→ **SHORT TASK**: Output as a JSON list of strings the lines of the material from its first line through the line containing "- legend-yearly-value: 2483: [408, 557, 429, 568]", with each line as one string and blank lines left out.

→ **INFORMATION GIVEN**:
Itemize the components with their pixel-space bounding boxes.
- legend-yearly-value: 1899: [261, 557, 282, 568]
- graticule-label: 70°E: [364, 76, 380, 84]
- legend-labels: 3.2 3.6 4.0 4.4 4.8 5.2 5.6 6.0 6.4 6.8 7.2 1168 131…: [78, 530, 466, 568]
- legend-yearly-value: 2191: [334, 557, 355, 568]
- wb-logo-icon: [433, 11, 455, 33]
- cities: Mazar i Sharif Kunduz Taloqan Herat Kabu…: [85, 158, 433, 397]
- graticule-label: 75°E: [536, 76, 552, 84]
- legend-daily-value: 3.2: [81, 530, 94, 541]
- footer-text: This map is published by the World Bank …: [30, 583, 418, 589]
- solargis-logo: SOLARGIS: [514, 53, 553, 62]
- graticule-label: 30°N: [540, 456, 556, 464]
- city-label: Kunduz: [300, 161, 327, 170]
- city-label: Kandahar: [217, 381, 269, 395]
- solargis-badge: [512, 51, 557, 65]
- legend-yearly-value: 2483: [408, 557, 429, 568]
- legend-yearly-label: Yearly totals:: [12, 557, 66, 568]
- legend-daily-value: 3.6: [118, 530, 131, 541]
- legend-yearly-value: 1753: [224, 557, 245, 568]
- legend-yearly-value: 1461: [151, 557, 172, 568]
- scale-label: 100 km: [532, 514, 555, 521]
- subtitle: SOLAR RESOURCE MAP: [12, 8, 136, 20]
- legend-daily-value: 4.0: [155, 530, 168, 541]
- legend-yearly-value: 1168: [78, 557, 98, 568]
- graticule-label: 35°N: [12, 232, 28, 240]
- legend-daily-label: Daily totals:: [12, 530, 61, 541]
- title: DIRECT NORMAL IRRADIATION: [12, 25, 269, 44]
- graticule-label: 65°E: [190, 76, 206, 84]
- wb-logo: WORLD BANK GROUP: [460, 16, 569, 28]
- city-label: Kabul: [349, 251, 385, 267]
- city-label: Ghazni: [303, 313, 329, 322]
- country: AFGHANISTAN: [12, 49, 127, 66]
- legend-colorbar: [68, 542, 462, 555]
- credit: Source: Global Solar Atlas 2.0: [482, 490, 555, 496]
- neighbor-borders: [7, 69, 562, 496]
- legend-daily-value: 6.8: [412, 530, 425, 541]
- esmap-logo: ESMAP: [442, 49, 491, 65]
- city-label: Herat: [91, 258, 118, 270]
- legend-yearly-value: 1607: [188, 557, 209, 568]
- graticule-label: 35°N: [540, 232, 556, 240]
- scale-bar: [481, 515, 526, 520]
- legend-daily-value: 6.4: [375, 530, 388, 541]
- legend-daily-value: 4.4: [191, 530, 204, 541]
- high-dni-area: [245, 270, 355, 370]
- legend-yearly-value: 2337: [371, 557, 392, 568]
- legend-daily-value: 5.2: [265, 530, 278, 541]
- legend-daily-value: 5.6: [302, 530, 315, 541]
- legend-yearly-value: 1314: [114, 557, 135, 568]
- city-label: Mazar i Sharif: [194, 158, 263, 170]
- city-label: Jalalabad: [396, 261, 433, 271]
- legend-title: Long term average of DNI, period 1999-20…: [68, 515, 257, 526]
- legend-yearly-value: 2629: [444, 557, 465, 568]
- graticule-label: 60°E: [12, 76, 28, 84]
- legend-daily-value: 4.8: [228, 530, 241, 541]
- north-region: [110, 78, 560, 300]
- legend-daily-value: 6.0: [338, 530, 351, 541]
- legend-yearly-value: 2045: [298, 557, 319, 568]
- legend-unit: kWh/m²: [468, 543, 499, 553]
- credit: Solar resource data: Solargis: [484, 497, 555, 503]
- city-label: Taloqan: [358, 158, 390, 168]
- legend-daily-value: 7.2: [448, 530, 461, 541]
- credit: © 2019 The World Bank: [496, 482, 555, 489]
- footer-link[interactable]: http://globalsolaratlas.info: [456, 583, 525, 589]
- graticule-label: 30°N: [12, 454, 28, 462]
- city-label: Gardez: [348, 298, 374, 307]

→ **TASK RESPONSE**:
[
  "Itemize the components with their pixel-space bounding boxes.",
  "- legend-yearly-value: 1899: [261, 557, 282, 568]",
  "- graticule-label: 70°E: [364, 76, 380, 84]",
  "- legend-labels: 3.2 3.6 4.0 4.4 4.8 5.2 5.6 6.0 6.4 6.8 7.2 1168 131…: [78, 530, 466, 568]",
  "- legend-yearly-value: 2191: [334, 557, 355, 568]",
  "- wb-logo-icon: [433, 11, 455, 33]",
  "- cities: Mazar i Sharif Kunduz Taloqan Herat Kabu…: [85, 158, 433, 397]",
  "- graticule-label: 75°E: [536, 76, 552, 84]",
  "- legend-daily-value: 3.2: [81, 530, 94, 541]",
  "- footer-text: This map is published by the World Bank …: [30, 583, 418, 589]",
  "- solargis-logo: SOLARGIS: [514, 53, 553, 62]",
  "- graticule-label: 30°N: [540, 456, 556, 464]",
  "- city-label: Kunduz: [300, 161, 327, 170]",
  "- city-label: Kandahar: [217, 381, 269, 395]",
  "- solargis-badge: [512, 51, 557, 65]",
  "- legend-yearly-value: 2483: [408, 557, 429, 568]"
]